=== Provided entries ===
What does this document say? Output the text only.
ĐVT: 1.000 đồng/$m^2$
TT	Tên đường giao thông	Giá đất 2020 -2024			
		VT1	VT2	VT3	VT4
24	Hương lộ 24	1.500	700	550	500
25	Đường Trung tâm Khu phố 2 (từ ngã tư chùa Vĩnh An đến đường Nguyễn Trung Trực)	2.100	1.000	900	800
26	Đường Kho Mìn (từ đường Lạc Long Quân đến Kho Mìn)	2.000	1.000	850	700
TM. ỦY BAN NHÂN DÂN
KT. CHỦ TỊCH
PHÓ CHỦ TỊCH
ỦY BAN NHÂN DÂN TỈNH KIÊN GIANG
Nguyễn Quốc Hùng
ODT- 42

=== Task objective ===
Reproduce all data above, unchanged.

=== Solution for this task ===
What does this document say? Output the text only.
ĐVT: 1.000 đồng/$m^2$
TT	Tên đường giao thông	Giá đất 2020 -2024			
		VT1	VT2	VT3	VT4
24	Hương lộ 24	1.500	700	550	500
25	Đường Trung tâm Khu phố 2 (từ ngã tư chùa Vĩnh An đến đường Nguyễn Trung Trực)	2.100	1.000	900	800
26	Đường Kho Mìn (từ đường Lạc Long Quân đến Kho Mìn)	2.000	1.000	850	700
TM. ỦY BAN NHÂN DÂN
KT. CHỦ TỊCH
PHÓ CHỦ TỊCH
ỦY BAN NHÂN DÂN TỈNH KIÊN GIANG
Nguyễn Quốc Hùng
ODT- 42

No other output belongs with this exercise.